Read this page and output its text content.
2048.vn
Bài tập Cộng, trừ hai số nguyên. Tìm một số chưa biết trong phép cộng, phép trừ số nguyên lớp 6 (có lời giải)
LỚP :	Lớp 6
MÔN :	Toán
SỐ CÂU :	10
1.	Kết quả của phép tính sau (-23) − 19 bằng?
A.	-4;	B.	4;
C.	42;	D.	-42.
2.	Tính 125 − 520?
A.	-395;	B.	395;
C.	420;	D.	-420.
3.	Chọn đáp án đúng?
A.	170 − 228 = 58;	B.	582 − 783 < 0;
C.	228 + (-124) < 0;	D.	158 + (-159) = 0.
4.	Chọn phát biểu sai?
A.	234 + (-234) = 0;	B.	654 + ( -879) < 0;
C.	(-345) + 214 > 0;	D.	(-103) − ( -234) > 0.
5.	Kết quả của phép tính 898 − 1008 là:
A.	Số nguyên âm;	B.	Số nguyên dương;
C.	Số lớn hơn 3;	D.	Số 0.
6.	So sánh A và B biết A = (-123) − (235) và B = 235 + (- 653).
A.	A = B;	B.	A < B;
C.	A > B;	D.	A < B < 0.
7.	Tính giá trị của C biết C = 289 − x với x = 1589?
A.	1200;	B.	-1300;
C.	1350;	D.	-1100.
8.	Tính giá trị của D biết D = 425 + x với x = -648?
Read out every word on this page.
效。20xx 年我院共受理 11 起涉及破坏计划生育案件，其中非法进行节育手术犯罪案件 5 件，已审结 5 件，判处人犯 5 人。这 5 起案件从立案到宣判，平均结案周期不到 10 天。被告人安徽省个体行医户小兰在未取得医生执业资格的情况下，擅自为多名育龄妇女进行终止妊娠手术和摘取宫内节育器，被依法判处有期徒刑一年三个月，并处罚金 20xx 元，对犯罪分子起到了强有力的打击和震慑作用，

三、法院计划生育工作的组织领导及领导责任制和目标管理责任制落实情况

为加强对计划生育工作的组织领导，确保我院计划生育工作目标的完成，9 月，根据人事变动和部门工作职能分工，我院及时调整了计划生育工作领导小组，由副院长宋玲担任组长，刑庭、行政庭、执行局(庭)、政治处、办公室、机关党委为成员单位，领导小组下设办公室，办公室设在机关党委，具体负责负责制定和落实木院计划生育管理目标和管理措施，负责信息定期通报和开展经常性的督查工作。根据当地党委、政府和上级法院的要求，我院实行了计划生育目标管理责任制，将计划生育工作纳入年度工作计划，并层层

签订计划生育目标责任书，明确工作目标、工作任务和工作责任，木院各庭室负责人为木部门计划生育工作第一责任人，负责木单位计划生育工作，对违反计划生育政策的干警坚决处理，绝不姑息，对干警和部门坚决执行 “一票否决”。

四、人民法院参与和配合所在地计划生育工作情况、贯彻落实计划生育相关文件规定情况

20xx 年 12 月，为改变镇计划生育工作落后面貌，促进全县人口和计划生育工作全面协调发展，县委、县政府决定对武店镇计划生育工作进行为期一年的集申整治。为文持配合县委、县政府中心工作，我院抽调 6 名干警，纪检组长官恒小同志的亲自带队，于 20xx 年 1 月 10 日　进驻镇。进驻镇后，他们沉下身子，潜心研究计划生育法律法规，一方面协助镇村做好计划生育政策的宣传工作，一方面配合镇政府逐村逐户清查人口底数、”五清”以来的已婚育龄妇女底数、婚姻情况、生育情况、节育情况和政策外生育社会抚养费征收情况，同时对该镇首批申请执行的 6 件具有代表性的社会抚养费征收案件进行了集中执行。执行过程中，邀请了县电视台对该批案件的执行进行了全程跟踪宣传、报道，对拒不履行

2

GIVEN TASK:
Set down the entries above again, word for word.

ANSWER TO THE PROBLEM:
Read this page and output its text content.
2048.vn
Bài tập Cộng, trừ hai số nguyên. Tìm một số chưa biết trong phép cộng, phép trừ số nguyên lớp 6 (có lời giải)
LỚP :	Lớp 6
MÔN :	Toán
SỐ CÂU :	10
1.	Kết quả của phép tính sau (-23) − 19 bằng?
A.	-4;	B.	4;
C.	42;	D.	-42.
2.	Tính 125 − 520?
A.	-395;	B.	395;
C.	420;	D.	-420.
3.	Chọn đáp án đúng?
A.	170 − 228 = 58;	B.	582 − 783 < 0;
C.	228 + (-124) < 0;	D.	158 + (-159) = 0.
4.	Chọn phát biểu sai?
A.	234 + (-234) = 0;	B.	654 + ( -879) < 0;
C.	(-345) + 214 > 0;	D.	(-103) − ( -234) > 0.
5.	Kết quả của phép tính 898 − 1008 là:
A.	Số nguyên âm;	B.	Số nguyên dương;
C.	Số lớn hơn 3;	D.	Số 0.
6.	So sánh A và B biết A = (-123) − (235) và B = 235 + (- 653).
A.	A = B;	B.	A < B;
C.	A > B;	D.	A < B < 0.
7.	Tính giá trị của C biết C = 289 − x với x = 1589?
A.	1200;	B.	-1300;
C.	1350;	D.	-1100.
8.	Tính giá trị của D biết D = 425 + x với x = -648?
Read out every word on this page.
效。20xx 年我院共受理 11 起涉及破坏计划生育案件，其中非法进行节育手术犯罪案件 5 件，已审结 5 件，判处人犯 5 人。这 5 起案件从立案到宣判，平均结案周期不到 10 天。被告人安徽省个体行医户小兰在未取得医生执业资格的情况下，擅自为多名育龄妇女进行终止妊娠手术和摘取宫内节育器，被依法判处有期徒刑一年三个月，并处罚金 20xx 元，对犯罪分子起到了强有力的打击和震慑作用，

三、法院计划生育工作的组织领导及领导责任制和目标管理责任制落实情况

为加强对计划生育工作的组织领导，确保我院计划生育工作目标的完成，9 月，根据人事变动和部门工作职能分工，我院及时调整了计划生育工作领导小组，由副院长宋玲担任组长，刑庭、行政庭、执行局(庭)、政治处、办公室、机关党委为成员单位，领导小组下设办公室，办公室设在机关党委，具体负责负责制定和落实木院计划生育管理目标和管理措施，负责信息定期通报和开展经常性的督查工作。根据当地党委、政府和上级法院的要求，我院实行了计划生育目标管理责任制，将计划生育工作纳入年度工作计划，并层层

签订计划生育目标责任书，明确工作目标、工作任务和工作责任，木院各庭室负责人为木部门计划生育工作第一责任人，负责木单位计划生育工作，对违反计划生育政策的干警坚决处理，绝不姑息，对干警和部门坚决执行 “一票否决”。

四、人民法院参与和配合所在地计划生育工作情况、贯彻落实计划生育相关文件规定情况

20xx 年 12 月，为改变镇计划生育工作落后面貌，促进全县人口和计划生育工作全面协调发展，县委、县政府决定对武店镇计划生育工作进行为期一年的集申整治。为文持配合县委、县政府中心工作，我院抽调 6 名干警，纪检组长官恒小同志的亲自带队，于 20xx 年 1 月 10 日　进驻镇。进驻镇后，他们沉下身子，潜心研究计划生育法律法规，一方面协助镇村做好计划生育政策的宣传工作，一方面配合镇政府逐村逐户清查人口底数、”五清”以来的已婚育龄妇女底数、婚姻情况、生育情况、节育情况和政策外生育社会抚养费征收情况，同时对该镇首批申请执行的 6 件具有代表性的社会抚养费征收案件进行了集中执行。执行过程中，邀请了县电视台对该批案件的执行进行了全程跟踪宣传、报道，对拒不履行

2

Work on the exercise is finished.